**Supplied data:**
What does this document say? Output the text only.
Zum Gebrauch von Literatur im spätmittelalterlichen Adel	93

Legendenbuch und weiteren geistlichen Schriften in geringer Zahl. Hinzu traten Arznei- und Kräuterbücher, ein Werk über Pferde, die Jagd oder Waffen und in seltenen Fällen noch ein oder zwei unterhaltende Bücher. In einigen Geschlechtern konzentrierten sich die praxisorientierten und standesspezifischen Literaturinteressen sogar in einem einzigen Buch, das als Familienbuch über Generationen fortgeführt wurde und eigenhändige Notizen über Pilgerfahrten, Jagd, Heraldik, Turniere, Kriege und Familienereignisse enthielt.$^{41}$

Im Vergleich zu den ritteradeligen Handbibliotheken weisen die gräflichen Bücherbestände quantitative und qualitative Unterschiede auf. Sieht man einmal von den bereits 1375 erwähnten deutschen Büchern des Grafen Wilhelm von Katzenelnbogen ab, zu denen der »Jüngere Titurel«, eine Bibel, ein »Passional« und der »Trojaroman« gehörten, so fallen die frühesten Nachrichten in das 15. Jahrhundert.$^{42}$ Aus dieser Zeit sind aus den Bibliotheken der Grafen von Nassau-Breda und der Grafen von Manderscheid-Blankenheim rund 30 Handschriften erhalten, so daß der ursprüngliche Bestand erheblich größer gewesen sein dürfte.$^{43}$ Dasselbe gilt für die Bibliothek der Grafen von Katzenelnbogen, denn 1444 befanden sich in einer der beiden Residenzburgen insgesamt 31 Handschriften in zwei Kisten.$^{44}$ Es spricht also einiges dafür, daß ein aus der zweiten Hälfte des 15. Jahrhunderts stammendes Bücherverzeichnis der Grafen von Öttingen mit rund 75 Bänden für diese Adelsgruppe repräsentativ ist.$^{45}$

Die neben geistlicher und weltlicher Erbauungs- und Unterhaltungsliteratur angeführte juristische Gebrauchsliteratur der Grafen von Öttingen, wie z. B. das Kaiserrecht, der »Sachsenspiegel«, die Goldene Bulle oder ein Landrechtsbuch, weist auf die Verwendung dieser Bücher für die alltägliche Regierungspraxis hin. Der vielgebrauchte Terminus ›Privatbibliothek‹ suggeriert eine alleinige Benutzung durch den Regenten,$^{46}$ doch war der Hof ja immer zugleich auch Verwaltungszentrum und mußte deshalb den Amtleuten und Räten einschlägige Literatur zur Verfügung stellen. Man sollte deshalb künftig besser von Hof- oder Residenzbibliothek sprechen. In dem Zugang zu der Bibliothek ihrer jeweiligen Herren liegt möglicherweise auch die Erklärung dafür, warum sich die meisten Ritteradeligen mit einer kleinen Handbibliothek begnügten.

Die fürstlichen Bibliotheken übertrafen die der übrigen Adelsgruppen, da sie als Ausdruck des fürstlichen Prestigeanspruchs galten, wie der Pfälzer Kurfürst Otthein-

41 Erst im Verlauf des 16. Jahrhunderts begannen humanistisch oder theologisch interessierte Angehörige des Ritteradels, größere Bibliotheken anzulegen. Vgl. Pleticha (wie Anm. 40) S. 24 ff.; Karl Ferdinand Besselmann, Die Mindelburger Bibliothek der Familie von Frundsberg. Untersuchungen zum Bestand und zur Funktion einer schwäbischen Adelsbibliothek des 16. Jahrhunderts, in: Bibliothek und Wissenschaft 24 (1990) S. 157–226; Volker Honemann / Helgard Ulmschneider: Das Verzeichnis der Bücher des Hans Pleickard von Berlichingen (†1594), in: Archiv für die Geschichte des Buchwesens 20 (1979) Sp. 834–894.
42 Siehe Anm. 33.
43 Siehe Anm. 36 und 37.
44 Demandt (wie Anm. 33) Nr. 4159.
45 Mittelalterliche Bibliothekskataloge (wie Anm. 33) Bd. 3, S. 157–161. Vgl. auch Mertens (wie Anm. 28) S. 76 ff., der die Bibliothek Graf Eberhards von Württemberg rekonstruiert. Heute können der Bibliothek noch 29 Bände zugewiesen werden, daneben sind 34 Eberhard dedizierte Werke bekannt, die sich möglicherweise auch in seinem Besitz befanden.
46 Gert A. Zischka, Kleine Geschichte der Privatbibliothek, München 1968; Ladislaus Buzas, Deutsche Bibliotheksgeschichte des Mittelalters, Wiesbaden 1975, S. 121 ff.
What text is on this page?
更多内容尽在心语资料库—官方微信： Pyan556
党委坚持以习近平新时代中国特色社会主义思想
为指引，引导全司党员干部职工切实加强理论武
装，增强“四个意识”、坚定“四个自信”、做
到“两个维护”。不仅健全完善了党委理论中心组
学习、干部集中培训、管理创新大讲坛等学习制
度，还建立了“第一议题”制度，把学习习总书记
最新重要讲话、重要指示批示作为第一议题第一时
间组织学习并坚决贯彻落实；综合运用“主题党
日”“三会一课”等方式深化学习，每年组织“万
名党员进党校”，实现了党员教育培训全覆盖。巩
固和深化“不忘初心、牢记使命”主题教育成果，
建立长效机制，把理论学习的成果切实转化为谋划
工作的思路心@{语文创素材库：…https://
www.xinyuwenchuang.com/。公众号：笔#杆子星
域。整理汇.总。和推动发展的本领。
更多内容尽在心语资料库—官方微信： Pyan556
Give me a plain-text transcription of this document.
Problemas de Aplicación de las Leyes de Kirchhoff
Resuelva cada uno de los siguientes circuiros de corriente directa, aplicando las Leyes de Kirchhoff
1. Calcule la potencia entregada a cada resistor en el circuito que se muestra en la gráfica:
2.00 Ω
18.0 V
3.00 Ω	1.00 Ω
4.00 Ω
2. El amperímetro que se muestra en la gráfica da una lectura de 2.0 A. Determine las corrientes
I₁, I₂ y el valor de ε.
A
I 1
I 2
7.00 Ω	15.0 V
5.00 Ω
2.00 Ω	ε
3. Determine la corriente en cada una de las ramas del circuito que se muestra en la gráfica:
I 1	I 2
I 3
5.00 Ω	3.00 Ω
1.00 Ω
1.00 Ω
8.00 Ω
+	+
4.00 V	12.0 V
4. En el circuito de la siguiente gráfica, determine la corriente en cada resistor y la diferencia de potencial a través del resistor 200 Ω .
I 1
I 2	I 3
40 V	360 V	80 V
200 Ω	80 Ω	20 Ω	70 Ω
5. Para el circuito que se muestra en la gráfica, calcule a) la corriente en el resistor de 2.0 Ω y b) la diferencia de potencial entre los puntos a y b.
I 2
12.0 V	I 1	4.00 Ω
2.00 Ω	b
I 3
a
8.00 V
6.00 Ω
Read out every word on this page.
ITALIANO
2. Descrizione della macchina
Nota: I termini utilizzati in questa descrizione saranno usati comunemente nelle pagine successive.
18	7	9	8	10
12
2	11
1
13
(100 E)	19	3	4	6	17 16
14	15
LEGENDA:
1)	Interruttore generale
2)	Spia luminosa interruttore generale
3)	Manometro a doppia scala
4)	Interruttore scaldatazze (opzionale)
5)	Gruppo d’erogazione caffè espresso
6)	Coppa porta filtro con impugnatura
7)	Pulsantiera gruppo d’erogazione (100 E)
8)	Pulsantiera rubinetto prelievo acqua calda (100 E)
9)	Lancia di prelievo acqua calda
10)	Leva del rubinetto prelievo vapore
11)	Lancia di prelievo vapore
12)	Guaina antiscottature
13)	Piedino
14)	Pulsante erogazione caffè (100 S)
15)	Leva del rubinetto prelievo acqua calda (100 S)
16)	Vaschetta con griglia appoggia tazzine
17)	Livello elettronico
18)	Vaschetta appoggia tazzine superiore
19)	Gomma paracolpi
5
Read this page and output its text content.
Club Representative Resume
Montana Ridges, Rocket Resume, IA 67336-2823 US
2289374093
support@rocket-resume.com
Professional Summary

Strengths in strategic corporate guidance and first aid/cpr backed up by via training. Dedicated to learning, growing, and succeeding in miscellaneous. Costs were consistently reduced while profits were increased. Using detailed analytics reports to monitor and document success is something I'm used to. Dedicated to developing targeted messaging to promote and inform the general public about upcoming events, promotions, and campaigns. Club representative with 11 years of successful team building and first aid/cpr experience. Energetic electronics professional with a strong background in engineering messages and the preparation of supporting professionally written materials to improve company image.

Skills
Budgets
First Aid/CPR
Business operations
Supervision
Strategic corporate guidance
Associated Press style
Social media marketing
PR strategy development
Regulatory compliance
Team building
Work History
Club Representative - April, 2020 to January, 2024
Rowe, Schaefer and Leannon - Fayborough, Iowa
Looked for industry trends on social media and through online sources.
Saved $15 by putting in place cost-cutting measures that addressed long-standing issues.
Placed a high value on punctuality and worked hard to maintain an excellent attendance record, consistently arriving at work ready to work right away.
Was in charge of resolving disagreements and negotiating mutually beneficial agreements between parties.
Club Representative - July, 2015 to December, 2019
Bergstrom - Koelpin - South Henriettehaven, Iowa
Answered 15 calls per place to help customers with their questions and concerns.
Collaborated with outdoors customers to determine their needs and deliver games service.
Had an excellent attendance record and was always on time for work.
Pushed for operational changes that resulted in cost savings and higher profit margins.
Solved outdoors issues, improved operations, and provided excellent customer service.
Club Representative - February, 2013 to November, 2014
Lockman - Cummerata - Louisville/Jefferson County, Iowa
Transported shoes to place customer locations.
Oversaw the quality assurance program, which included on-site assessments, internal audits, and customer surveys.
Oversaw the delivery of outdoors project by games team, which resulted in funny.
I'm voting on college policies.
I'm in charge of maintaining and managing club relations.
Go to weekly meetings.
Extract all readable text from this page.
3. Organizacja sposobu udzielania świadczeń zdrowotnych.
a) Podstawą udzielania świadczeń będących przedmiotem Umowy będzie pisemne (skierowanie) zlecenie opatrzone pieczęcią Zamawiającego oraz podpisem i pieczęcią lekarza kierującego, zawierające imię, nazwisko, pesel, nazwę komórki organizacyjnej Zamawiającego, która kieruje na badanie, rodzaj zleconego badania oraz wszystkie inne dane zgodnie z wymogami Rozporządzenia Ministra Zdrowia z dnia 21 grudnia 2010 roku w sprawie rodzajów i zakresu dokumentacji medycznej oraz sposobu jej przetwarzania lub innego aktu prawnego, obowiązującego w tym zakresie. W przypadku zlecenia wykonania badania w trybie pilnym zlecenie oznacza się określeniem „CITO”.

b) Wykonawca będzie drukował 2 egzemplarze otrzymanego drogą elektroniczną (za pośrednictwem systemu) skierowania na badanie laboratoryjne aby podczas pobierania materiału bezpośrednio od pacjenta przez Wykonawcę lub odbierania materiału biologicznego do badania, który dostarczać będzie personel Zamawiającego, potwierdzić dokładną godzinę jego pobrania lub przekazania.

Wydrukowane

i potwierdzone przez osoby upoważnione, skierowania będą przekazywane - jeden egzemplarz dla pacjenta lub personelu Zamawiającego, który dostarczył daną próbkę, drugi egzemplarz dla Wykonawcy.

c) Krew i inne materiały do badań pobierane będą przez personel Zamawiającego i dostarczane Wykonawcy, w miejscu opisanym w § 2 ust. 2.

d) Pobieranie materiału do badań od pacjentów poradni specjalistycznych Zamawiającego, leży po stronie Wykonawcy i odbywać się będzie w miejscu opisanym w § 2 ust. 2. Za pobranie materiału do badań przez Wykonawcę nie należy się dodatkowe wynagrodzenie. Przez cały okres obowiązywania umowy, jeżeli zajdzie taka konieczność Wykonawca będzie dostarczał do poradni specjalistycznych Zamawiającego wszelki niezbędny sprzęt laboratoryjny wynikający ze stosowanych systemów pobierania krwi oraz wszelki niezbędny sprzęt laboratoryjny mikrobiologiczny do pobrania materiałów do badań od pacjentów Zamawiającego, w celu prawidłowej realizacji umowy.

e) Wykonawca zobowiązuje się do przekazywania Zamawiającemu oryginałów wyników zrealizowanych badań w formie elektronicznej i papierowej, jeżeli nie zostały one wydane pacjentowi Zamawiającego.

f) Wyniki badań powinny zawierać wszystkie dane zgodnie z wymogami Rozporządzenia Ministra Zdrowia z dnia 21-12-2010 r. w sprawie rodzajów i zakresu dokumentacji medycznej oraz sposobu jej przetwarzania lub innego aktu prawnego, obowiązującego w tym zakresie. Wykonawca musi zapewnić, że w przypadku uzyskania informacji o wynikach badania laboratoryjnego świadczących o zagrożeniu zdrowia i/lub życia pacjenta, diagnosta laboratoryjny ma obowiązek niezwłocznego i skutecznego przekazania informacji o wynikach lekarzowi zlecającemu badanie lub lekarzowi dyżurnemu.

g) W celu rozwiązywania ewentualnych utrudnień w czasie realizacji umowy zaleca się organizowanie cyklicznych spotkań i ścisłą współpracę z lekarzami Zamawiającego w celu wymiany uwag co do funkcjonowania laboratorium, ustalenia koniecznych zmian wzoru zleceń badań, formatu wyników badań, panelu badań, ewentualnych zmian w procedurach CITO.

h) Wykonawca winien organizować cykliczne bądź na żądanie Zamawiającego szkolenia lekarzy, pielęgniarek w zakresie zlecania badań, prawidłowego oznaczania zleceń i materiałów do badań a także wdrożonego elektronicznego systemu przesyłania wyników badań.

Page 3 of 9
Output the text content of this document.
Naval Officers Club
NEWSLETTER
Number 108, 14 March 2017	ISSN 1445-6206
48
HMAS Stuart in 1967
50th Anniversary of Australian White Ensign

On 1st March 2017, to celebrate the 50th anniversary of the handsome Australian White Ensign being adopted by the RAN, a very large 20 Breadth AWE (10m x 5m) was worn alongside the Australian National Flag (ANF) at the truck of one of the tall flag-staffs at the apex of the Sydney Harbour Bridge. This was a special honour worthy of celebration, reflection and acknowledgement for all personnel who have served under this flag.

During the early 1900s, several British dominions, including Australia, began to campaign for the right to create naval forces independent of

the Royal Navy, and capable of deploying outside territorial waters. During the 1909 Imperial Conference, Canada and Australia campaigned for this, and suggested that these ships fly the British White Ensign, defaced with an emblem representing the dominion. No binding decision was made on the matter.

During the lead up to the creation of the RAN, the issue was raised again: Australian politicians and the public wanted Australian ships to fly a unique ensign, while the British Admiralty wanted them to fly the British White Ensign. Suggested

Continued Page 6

**Task description:** Select from the material above each line in which the string "przypadku" appears, and list those lines.

**Answer to this problem:**
a) Podstawą udzielania świadczeń będących przedmiotem Umowy będzie pisemne (skierowanie) zlecenie opatrzone pieczęcią Zamawiającego oraz podpisem i pieczęcią lekarza kierującego, zawierające imię, nazwisko, pesel, nazwę komórki organizacyjnej Zamawiającego, która kieruje na badanie, rodzaj zleconego badania oraz wszystkie inne dane zgodnie z wymogami Rozporządzenia Ministra Zdrowia z dnia 21 grudnia 2010 roku w sprawie rodzajów i zakresu dokumentacji medycznej oraz sposobu jej przetwarzania lub innego aktu prawnego, obowiązującego w tym zakresie. W przypadku zlecenia wykonania badania w trybie pilnym zlecenie oznacza się określeniem „CITO”.
f) Wyniki badań powinny zawierać wszystkie dane zgodnie z wymogami Rozporządzenia Ministra Zdrowia z dnia 21-12-2010 r. w sprawie rodzajów i zakresu dokumentacji medycznej oraz sposobu jej przetwarzania lub innego aktu prawnego, obowiązującego w tym zakresie. Wykonawca musi zapewnić, że w przypadku uzyskania informacji o wynikach badania laboratoryjnego świadczących o zagrożeniu zdrowia i/lub życia pacjenta, diagnosta laboratoryjny ma obowiązek niezwłocznego i skutecznego przekazania informacji o wynikach lekarzowi zlecającemu badanie lub lekarzowi dyżurnemu.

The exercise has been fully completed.